## [YOUR OBJECTIVE]
For each line below that contains the string "Concentration", copy that line.

Part of a data file
════

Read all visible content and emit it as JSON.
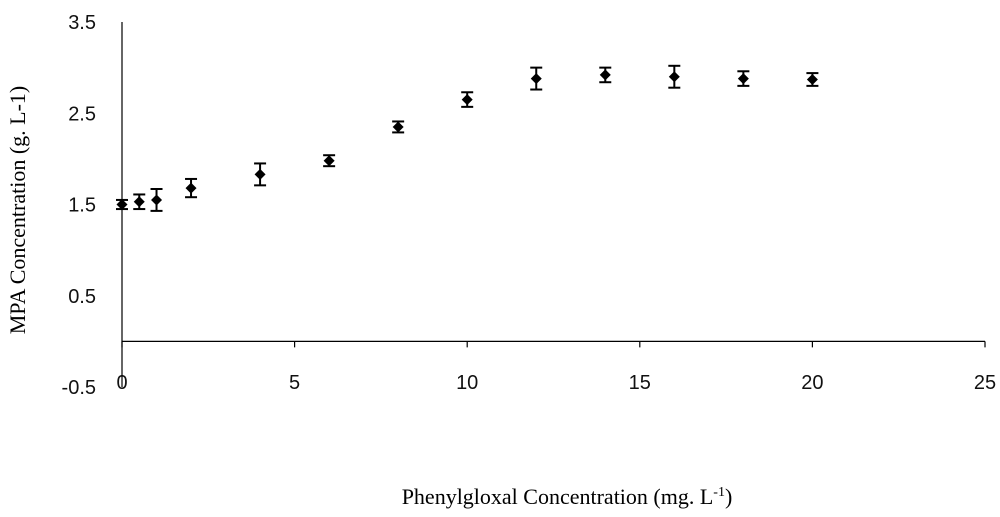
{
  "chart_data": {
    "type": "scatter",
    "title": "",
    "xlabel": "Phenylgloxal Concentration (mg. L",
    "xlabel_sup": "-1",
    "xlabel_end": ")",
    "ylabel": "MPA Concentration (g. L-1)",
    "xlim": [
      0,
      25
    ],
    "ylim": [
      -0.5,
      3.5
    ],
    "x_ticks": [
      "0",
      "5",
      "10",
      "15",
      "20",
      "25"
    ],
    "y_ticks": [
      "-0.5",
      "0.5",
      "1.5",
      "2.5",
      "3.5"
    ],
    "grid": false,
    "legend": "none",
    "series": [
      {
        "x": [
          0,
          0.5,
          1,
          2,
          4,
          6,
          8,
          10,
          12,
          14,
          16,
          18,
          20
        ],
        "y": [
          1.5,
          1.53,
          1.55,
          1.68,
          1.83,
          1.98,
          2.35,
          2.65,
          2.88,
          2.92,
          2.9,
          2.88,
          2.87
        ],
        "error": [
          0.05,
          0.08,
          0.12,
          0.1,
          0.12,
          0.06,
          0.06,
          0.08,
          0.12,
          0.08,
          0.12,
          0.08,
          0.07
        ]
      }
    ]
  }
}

════

## [SOLUTION]
    "xlabel": "Phenylgloxal Concentration (mg. L",
    "ylabel": "MPA Concentration (g. L-1)",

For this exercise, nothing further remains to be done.